## EXERCISE DETAILS
What is needed here is an exact copy of every entry.

═════ DATASET EXTRACT

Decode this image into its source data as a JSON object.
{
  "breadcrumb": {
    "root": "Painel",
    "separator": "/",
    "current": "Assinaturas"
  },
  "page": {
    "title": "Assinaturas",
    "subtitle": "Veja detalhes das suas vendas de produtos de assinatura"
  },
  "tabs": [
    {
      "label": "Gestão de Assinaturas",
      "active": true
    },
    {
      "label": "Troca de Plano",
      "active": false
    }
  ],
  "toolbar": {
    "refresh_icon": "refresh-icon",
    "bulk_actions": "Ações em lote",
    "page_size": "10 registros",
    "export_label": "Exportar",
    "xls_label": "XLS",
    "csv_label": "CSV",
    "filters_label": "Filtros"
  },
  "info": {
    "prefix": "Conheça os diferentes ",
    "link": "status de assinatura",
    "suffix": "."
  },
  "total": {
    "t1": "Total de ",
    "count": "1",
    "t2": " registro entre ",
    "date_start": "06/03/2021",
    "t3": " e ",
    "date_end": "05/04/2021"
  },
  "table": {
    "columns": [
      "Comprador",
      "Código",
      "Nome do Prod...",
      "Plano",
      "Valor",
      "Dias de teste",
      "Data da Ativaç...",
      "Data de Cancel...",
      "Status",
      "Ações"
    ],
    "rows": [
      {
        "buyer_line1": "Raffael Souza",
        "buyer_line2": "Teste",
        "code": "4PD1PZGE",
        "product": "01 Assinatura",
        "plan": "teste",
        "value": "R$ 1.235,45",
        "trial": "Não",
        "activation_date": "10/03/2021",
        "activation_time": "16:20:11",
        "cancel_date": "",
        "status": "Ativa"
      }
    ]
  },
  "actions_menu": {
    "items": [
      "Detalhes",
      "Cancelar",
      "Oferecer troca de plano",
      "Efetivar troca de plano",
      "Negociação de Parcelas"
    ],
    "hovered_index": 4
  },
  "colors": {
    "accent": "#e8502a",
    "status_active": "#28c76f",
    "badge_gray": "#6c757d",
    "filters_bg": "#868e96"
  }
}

══════════

## EXERCISE RESPONSE
Decode this image into its source data as a JSON object.
{
  "breadcrumb": {
    "root": "Painel",
    "separator": "/",
    "current": "Assinaturas"
  },
  "page": {
    "title": "Assinaturas",
    "subtitle": "Veja detalhes das suas vendas de produtos de assinatura"
  },
  "tabs": [
    {
      "label": "Gestão de Assinaturas",
      "active": true
    },
    {
      "label": "Troca de Plano",
      "active": false
    }
  ],
  "toolbar": {
    "refresh_icon": "refresh-icon",
    "bulk_actions": "Ações em lote",
    "page_size": "10 registros",
    "export_label": "Exportar",
    "xls_label": "XLS",
    "csv_label": "CSV",
    "filters_label": "Filtros"
  },
  "info": {
    "prefix": "Conheça os diferentes ",
    "link": "status de assinatura",
    "suffix": "."
  },
  "total": {
    "t1": "Total de ",
    "count": "1",
    "t2": " registro entre ",
    "date_start": "06/03/2021",
    "t3": " e ",
    "date_end": "05/04/2021"
  },
  "table": {
    "columns": [
      "Comprador",
      "Código",
      "Nome do Prod...",
      "Plano",
      "Valor",
      "Dias de teste",
      "Data da Ativaç...",
      "Data de Cancel...",
      "Status",
      "Ações"
    ],
    "rows": [
      {
        "buyer_line1": "Raffael Souza",
        "buyer_line2": "Teste",
        "code": "4PD1PZGE",
        "product": "01 Assinatura",
        "plan": "teste",
        "value": "R$ 1.235,45",
        "trial": "Não",
        "activation_date": "10/03/2021",
        "activation_time": "16:20:11",
        "cancel_date": "",
        "status": "Ativa"
      }
    ]
  },
  "actions_menu": {
    "items": [
      "Detalhes",
      "Cancelar",
      "Oferecer troca de plano",
      "Efetivar troca de plano",
      "Negociação de Parcelas"
    ],
    "hovered_index": 4
  },
  "colors": {
    "accent": "#e8502a",
    "status_active": "#28c76f",
    "badge_gray": "#6c757d",
    "filters_bg": "#868e96"
  }
}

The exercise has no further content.